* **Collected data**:
============

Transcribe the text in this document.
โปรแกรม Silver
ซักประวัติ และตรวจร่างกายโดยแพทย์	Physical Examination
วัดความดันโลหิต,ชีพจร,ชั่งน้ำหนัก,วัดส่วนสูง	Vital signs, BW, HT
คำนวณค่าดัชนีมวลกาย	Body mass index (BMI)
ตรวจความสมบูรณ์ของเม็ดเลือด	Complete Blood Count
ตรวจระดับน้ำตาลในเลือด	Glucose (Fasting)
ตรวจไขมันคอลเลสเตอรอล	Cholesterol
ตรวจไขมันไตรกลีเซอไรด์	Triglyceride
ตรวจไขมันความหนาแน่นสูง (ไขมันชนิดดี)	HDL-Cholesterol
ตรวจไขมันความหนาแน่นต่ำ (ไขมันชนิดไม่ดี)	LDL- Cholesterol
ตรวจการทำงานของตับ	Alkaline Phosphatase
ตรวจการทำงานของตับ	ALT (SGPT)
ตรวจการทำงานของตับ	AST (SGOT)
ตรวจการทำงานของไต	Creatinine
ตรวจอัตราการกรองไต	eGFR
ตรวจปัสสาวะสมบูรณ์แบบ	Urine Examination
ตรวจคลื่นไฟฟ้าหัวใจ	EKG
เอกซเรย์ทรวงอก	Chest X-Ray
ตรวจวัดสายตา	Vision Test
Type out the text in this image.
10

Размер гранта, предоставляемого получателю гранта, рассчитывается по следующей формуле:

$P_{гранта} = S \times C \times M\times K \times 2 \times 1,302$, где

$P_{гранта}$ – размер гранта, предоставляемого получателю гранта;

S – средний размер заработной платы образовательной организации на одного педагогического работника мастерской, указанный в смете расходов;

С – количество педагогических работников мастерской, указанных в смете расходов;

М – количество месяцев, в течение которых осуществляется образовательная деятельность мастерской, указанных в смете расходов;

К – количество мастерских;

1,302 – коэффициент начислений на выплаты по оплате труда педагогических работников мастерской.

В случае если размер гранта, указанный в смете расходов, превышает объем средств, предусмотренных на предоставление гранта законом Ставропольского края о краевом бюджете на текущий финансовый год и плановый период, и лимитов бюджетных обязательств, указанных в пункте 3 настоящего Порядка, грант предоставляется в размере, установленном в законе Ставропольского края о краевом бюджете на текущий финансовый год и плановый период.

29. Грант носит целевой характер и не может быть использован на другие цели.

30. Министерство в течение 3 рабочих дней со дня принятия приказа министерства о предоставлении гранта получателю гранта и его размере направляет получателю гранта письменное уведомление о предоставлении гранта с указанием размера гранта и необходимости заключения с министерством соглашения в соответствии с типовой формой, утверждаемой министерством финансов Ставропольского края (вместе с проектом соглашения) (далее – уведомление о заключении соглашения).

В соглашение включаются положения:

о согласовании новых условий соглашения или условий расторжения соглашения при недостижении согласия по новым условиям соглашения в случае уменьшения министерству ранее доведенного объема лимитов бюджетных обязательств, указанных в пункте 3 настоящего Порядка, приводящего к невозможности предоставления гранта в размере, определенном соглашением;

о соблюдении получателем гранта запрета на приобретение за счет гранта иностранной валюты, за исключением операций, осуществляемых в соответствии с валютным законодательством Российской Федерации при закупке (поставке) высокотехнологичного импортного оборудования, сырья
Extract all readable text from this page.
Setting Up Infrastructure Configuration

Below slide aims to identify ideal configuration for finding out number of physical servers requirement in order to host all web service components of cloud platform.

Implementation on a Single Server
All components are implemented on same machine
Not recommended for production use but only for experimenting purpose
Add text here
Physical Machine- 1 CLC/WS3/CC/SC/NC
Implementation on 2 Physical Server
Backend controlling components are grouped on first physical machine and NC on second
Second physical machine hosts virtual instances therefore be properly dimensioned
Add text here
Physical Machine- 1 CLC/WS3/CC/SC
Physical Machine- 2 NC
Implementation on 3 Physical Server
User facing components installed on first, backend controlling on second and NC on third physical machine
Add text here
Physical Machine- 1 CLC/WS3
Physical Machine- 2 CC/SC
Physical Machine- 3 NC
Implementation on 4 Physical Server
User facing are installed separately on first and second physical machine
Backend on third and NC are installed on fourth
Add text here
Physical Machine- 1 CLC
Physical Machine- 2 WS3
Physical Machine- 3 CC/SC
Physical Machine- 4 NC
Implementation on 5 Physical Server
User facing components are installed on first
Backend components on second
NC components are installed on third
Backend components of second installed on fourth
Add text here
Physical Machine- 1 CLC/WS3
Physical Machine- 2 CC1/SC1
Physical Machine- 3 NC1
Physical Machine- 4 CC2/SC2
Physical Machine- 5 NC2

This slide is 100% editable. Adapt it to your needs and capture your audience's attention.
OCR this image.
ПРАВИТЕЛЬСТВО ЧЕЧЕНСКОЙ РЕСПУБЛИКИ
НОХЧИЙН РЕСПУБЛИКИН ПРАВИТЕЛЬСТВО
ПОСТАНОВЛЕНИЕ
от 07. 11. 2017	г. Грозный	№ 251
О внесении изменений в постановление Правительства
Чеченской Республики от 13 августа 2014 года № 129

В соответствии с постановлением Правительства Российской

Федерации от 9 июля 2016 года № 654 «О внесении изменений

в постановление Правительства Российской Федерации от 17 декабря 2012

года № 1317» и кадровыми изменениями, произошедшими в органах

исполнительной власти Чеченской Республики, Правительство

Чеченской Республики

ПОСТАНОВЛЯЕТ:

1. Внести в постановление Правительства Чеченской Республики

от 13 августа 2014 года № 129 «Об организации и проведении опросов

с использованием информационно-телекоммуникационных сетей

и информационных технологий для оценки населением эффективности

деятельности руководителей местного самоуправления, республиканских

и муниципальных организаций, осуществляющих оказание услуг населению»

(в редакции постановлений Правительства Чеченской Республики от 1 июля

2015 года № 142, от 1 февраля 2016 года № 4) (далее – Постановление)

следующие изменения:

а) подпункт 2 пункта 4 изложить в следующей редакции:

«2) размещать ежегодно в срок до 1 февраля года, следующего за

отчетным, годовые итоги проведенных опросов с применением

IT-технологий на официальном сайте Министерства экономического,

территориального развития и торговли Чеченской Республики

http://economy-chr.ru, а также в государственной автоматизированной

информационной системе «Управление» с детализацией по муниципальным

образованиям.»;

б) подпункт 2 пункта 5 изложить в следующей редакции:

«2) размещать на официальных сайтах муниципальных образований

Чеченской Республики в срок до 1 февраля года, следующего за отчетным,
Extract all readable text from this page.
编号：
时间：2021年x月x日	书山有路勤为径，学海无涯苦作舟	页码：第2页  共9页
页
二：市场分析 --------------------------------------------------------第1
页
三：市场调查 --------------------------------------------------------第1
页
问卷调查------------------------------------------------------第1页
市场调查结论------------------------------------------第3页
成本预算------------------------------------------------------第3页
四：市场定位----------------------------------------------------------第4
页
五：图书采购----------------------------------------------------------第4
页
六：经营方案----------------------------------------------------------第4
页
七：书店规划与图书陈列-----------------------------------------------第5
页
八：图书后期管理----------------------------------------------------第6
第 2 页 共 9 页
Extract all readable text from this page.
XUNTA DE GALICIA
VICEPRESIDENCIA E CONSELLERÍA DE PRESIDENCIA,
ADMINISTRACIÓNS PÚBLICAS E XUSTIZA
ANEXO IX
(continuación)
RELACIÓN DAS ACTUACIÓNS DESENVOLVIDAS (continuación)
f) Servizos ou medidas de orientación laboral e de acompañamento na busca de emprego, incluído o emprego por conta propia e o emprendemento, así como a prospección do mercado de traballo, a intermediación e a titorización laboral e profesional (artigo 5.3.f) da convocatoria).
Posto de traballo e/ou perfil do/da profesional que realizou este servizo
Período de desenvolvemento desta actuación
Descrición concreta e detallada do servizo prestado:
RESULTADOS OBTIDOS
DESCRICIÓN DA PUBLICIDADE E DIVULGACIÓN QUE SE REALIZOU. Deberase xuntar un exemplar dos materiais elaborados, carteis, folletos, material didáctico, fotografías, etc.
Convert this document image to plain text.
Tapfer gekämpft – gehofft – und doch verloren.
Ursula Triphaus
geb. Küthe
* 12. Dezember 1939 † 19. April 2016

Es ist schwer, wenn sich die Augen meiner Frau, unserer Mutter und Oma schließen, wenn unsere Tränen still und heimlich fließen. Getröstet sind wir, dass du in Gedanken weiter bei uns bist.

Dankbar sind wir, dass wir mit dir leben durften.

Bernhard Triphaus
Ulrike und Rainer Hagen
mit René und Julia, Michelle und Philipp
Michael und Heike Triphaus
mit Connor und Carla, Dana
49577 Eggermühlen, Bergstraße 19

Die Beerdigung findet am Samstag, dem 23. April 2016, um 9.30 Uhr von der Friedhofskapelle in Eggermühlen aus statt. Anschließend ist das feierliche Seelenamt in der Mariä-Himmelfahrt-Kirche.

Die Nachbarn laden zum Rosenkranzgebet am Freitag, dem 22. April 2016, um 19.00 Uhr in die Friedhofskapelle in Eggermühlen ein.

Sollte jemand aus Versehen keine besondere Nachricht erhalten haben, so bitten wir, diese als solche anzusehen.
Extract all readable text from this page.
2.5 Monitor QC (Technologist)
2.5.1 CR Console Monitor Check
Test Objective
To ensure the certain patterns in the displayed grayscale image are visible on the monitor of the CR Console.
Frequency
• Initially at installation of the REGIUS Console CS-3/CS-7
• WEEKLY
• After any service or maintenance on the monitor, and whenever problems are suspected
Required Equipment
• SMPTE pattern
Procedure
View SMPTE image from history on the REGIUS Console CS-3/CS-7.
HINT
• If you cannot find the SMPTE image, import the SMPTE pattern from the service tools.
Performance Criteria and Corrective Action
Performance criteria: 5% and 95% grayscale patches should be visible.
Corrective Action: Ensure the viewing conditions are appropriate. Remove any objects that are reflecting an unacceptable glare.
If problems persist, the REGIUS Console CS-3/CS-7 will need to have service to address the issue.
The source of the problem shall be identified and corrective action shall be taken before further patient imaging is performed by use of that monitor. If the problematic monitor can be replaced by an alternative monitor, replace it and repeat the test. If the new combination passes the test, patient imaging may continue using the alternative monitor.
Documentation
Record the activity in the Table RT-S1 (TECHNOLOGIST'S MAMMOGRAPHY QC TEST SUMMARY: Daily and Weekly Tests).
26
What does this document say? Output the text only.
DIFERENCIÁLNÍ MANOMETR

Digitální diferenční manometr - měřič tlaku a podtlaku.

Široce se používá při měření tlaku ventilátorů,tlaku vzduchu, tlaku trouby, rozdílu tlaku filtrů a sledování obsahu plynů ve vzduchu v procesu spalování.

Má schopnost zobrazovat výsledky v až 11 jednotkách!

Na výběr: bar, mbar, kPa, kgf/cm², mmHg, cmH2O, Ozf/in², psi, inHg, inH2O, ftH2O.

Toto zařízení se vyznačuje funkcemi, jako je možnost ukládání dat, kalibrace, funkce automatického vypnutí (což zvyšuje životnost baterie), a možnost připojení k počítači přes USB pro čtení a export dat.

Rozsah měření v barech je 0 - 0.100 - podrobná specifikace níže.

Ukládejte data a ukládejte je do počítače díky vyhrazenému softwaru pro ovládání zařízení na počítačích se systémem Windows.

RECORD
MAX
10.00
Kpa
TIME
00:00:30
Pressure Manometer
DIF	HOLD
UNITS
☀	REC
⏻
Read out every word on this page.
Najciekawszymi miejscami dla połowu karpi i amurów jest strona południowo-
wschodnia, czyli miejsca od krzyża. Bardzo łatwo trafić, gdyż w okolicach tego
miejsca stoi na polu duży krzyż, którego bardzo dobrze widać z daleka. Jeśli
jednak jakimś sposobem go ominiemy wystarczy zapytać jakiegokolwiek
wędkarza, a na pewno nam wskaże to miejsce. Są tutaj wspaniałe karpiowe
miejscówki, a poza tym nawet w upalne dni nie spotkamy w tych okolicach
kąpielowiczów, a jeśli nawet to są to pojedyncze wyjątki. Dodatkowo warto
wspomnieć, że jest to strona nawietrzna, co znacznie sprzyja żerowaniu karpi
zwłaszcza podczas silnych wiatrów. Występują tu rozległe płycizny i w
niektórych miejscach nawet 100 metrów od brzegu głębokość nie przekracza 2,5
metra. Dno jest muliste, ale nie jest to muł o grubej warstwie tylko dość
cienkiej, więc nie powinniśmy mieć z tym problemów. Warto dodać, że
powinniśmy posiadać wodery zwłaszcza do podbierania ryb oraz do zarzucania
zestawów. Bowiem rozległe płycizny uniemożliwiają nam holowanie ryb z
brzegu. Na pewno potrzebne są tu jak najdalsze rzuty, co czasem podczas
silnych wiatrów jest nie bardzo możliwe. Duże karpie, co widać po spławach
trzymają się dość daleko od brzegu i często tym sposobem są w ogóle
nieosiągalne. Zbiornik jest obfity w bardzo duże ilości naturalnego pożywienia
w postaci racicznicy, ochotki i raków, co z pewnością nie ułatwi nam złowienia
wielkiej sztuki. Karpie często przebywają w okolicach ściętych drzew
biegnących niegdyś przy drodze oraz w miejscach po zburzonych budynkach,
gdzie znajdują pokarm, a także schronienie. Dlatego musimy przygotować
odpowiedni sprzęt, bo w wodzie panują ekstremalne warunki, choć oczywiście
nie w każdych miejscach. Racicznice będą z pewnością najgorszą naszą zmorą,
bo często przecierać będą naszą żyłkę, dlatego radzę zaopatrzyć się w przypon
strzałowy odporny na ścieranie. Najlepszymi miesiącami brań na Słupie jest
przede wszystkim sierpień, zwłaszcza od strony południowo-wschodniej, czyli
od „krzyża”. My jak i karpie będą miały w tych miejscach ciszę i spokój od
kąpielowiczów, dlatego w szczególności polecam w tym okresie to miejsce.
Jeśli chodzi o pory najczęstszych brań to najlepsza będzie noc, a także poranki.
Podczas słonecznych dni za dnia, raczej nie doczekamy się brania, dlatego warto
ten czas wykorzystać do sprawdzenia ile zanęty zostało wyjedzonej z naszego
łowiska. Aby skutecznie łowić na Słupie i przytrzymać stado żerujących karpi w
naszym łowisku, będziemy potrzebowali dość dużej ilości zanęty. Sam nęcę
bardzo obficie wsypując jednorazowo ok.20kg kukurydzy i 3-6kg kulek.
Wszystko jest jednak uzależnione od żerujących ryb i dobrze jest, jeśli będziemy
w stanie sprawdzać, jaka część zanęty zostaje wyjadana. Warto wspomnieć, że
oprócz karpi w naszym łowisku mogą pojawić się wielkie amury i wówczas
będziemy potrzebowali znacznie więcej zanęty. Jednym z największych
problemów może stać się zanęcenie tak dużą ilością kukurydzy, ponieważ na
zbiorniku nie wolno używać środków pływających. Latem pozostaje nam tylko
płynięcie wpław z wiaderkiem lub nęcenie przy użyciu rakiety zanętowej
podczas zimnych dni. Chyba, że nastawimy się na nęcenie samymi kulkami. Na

============

* **WHAT IS EXPECTED**: Extract each line from the entries above that contains the string "случае".

* **WORKED ANSWER**:
В случае если размер гранта, указанный в смете расходов, превышает объем средств, предусмотренных на предоставление гранта законом Ставропольского края о краевом бюджете на текущий финансовый год и плановый период, и лимитов бюджетных обязательств, указанных в пункте 3 настоящего Порядка, грант предоставляется в размере, установленном в законе Ставропольского края о краевом бюджете на текущий финансовый год и плановый период.
о согласовании новых условий соглашения или условий расторжения соглашения при недостижении согласия по новым условиям соглашения в случае уменьшения министерству ранее доведенного объема лимитов бюджетных обязательств, указанных в пункте 3 настоящего Порядка, приводящего к невозможности предоставления гранта в размере, определенном соглашением;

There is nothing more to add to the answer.